◆ **GIVEN INSTRUCTION**: Filter the entries and keep only the lines where the string "this" appears.

━━━━━━━━━━━━━━━━━━━━━━━━━━━━━━

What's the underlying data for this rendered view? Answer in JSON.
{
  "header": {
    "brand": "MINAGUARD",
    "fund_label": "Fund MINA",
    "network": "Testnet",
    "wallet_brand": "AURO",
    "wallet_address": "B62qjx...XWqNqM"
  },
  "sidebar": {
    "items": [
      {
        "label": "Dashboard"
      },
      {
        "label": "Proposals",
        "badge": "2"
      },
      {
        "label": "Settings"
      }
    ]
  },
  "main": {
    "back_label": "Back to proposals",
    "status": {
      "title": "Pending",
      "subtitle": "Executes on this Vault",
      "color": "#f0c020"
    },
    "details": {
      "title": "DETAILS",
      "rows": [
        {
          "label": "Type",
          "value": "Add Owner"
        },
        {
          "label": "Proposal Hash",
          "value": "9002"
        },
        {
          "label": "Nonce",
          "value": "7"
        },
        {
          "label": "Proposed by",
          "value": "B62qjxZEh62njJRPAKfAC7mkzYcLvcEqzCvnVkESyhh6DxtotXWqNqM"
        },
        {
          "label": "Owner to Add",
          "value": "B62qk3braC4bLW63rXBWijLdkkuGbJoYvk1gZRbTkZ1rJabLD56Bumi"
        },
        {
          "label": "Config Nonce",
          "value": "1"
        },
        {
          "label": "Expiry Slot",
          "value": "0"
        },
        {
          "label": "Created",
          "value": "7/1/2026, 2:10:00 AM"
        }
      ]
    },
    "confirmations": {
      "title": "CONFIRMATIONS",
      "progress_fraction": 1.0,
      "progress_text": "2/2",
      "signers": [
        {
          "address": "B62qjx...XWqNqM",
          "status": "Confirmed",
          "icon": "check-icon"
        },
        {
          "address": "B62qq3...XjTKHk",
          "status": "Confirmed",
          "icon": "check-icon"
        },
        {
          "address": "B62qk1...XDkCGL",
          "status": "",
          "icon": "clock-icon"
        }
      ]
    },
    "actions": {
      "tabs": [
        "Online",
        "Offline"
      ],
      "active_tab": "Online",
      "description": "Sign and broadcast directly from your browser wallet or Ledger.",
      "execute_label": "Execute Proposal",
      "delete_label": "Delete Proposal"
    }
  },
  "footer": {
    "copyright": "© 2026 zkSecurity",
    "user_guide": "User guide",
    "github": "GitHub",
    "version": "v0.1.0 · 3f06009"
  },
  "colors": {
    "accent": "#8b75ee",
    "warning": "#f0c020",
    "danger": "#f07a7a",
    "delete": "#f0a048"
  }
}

━━━━━━━━━━━━━━━━━━━━━━━━━━━━━━

◆ **TASK RESPONSE**:
What's the underlying data for this rendered view? Answer in JSON.
      "subtitle": "Executes on this Vault",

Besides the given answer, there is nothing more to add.